▶ **Exercise requirements**
Among the lines below, list those containing the string "this".

▶ **Dataset excerpts**
^^^^^^^^
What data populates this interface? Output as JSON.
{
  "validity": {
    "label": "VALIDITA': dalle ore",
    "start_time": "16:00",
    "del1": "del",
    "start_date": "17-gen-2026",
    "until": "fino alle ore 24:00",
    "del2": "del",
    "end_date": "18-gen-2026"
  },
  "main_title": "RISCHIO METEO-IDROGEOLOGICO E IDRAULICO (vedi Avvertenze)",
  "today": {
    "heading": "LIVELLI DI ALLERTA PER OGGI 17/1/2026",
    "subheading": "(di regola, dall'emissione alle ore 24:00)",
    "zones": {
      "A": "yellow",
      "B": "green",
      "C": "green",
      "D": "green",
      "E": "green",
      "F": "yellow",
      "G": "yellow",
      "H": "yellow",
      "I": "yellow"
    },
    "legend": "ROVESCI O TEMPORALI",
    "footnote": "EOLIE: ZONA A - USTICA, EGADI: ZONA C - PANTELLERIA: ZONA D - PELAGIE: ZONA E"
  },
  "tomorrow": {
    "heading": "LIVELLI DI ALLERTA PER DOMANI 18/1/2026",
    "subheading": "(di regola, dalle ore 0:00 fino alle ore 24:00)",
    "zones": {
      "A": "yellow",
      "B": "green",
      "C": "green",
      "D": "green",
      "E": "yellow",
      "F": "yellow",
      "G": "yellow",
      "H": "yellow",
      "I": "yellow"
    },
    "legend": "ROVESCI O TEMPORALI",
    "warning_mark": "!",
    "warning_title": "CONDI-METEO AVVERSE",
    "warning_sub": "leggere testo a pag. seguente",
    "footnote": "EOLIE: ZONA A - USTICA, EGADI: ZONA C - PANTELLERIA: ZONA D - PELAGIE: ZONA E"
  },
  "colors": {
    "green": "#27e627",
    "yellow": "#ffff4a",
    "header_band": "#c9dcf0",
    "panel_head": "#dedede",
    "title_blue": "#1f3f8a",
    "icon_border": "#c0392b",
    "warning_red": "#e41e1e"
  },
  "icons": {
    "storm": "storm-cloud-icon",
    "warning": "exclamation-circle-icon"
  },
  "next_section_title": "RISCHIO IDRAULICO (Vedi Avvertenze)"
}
^^^^^^^^
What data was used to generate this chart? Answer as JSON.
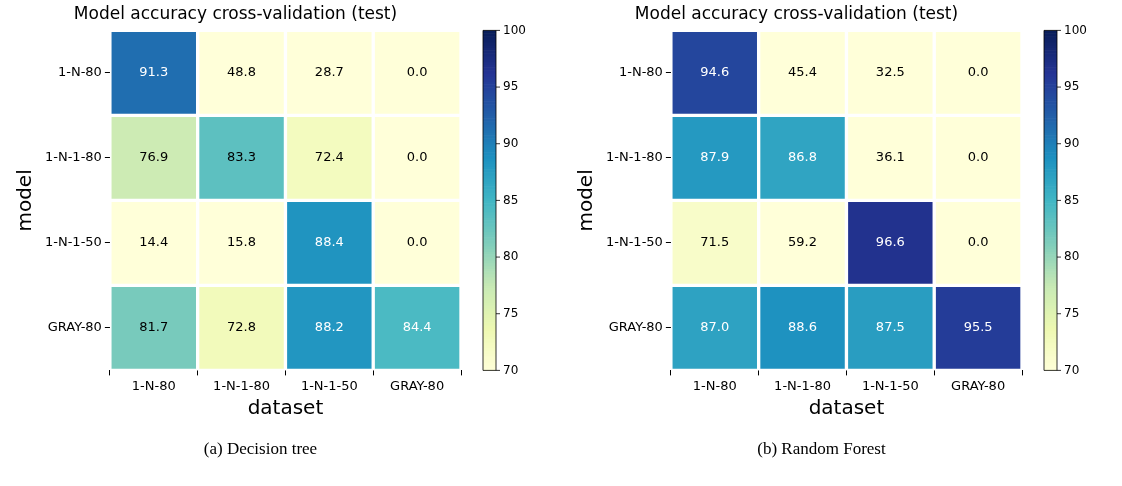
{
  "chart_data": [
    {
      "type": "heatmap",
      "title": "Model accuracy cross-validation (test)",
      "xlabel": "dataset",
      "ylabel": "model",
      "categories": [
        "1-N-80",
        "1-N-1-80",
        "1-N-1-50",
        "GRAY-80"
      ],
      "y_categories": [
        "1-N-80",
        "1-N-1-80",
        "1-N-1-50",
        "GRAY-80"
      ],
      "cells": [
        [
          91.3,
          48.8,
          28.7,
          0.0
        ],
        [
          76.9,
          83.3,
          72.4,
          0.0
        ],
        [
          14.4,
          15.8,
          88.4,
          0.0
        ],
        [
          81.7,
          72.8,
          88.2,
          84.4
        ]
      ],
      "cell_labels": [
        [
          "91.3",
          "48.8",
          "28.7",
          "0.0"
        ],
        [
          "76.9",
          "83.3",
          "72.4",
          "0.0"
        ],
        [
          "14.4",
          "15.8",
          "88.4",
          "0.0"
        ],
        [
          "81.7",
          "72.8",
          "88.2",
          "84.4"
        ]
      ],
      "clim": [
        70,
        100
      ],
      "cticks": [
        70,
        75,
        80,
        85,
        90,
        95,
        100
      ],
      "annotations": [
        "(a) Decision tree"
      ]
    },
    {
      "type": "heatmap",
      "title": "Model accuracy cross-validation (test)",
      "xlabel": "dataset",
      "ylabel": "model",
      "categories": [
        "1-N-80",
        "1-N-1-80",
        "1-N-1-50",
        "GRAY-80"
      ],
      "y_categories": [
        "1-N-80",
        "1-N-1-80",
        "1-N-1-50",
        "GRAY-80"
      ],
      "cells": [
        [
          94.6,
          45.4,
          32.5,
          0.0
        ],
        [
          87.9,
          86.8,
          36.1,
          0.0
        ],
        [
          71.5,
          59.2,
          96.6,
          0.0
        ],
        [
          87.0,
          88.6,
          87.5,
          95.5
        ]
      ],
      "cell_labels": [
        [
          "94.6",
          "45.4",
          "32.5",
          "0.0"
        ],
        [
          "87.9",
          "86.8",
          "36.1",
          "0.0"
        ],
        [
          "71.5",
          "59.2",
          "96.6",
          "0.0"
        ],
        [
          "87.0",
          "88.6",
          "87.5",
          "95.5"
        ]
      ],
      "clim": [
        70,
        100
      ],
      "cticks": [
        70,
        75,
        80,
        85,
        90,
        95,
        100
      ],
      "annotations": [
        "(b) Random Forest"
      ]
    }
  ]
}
^^^^^^^^
▶ **Expected answer**
What data populates this interface? Output as JSON.
What data was used to generate this chart? Answer as JSON.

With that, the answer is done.